• Task inputs
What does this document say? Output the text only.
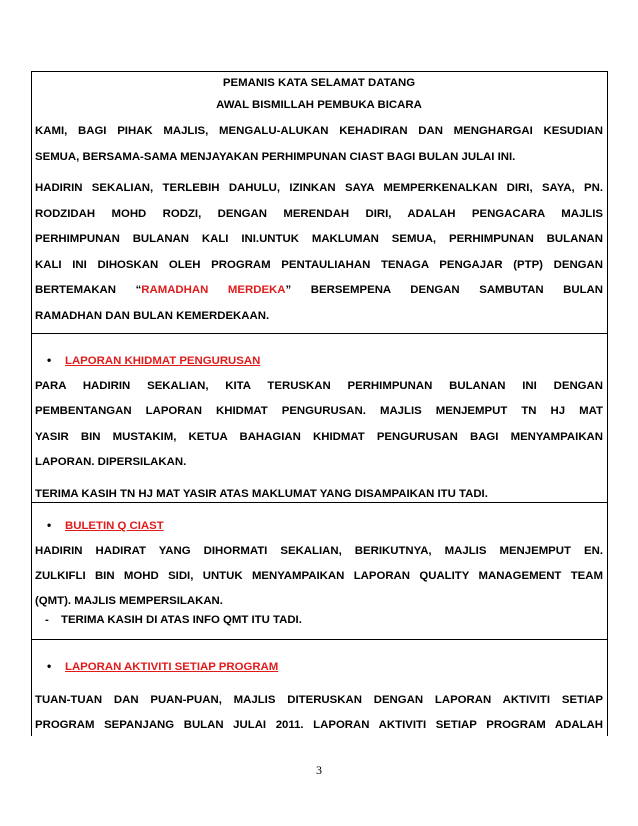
PEMANIS KATA SELAMAT DATANG
AWAL BISMILLAH PEMBUKA BICARA
KAMI, BAGI PIHAK MAJLIS, MENGALU-ALUKAN KEHADIRAN DAN MENGHARGAI KESUDIAN
SEMUA, BERSAMA-SAMA MENJAYAKAN PERHIMPUNAN CIAST BAGI BULAN JULAI INI.
HADIRIN SEKALIAN, TERLEBIH DAHULU, IZINKAN SAYA MEMPERKENALKAN DIRI, SAYA, PN.
RODZIDAH MOHD RODZI, DENGAN MERENDAH DIRI, ADALAH PENGACARA MAJLIS
PERHIMPUNAN BULANAN KALI INI.UNTUK MAKLUMAN SEMUA, PERHIMPUNAN BULANAN
KALI INI DIHOSKAN OLEH PROGRAM PENTAULIAHAN TENAGA PENGAJAR (PTP) DENGAN
BERTEMAKAN “RAMADHAN MERDEKA” BERSEMPENA DENGAN SAMBUTAN BULAN
RAMADHAN DAN BULAN KEMERDEKAAN.
• LAPORAN KHIDMAT PENGURUSAN
PARA HADIRIN SEKALIAN, KITA TERUSKAN PERHIMPUNAN BULANAN INI DENGAN
PEMBENTANGAN LAPORAN KHIDMAT PENGURUSAN. MAJLIS MENJEMPUT TN HJ MAT
YASIR BIN MUSTAKIM, KETUA BAHAGIAN KHIDMAT PENGURUSAN BAGI MENYAMPAIKAN
LAPORAN. DIPERSILAKAN.
TERIMA KASIH TN HJ MAT YASIR ATAS MAKLUMAT YANG DISAMPAIKAN ITU TADI.
• BULETIN Q CIAST
HADIRIN HADIRAT YANG DIHORMATI SEKALIAN, BERIKUTNYA, MAJLIS MENJEMPUT EN.
ZULKIFLI BIN MOHD SIDI, UNTUK MENYAMPAIKAN LAPORAN QUALITY MANAGEMENT TEAM
(QMT). MAJLIS MEMPERSILAKAN.
- TERIMA KASIH DI ATAS INFO QMT ITU TADI.
• LAPORAN AKTIVITI SETIAP PROGRAM
TUAN-TUAN DAN PUAN-PUAN, MAJLIS DITERUSKAN DENGAN LAPORAN AKTIVITI SETIAP
PROGRAM SEPANJANG BULAN JULAI 2011. LAPORAN AKTIVITI SETIAP PROGRAM ADALAH
3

• Work to do
Transcribe every line in the entries above, taking out only the images.

• Answer for the task
What does this document say? Output the text only.
PEMANIS KATA SELAMAT DATANG
AWAL BISMILLAH PEMBUKA BICARA
KAMI, BAGI PIHAK MAJLIS, MENGALU-ALUKAN KEHADIRAN DAN MENGHARGAI KESUDIAN
SEMUA, BERSAMA-SAMA MENJAYAKAN PERHIMPUNAN CIAST BAGI BULAN JULAI INI.
HADIRIN SEKALIAN, TERLEBIH DAHULU, IZINKAN SAYA MEMPERKENALKAN DIRI, SAYA, PN.
RODZIDAH MOHD RODZI, DENGAN MERENDAH DIRI, ADALAH PENGACARA MAJLIS
PERHIMPUNAN BULANAN KALI INI.UNTUK MAKLUMAN SEMUA, PERHIMPUNAN BULANAN
KALI INI DIHOSKAN OLEH PROGRAM PENTAULIAHAN TENAGA PENGAJAR (PTP) DENGAN
BERTEMAKAN “RAMADHAN MERDEKA” BERSEMPENA DENGAN SAMBUTAN BULAN
RAMADHAN DAN BULAN KEMERDEKAAN.
• LAPORAN KHIDMAT PENGURUSAN
PARA HADIRIN SEKALIAN, KITA TERUSKAN PERHIMPUNAN BULANAN INI DENGAN
PEMBENTANGAN LAPORAN KHIDMAT PENGURUSAN. MAJLIS MENJEMPUT TN HJ MAT
YASIR BIN MUSTAKIM, KETUA BAHAGIAN KHIDMAT PENGURUSAN BAGI MENYAMPAIKAN
LAPORAN. DIPERSILAKAN.
TERIMA KASIH TN HJ MAT YASIR ATAS MAKLUMAT YANG DISAMPAIKAN ITU TADI.
• BULETIN Q CIAST
HADIRIN HADIRAT YANG DIHORMATI SEKALIAN, BERIKUTNYA, MAJLIS MENJEMPUT EN.
ZULKIFLI BIN MOHD SIDI, UNTUK MENYAMPAIKAN LAPORAN QUALITY MANAGEMENT TEAM
(QMT). MAJLIS MEMPERSILAKAN.
- TERIMA KASIH DI ATAS INFO QMT ITU TADI.
• LAPORAN AKTIVITI SETIAP PROGRAM
TUAN-TUAN DAN PUAN-PUAN, MAJLIS DITERUSKAN DENGAN LAPORAN AKTIVITI SETIAP
PROGRAM SEPANJANG BULAN JULAI 2011. LAPORAN AKTIVITI SETIAP PROGRAM ADALAH
3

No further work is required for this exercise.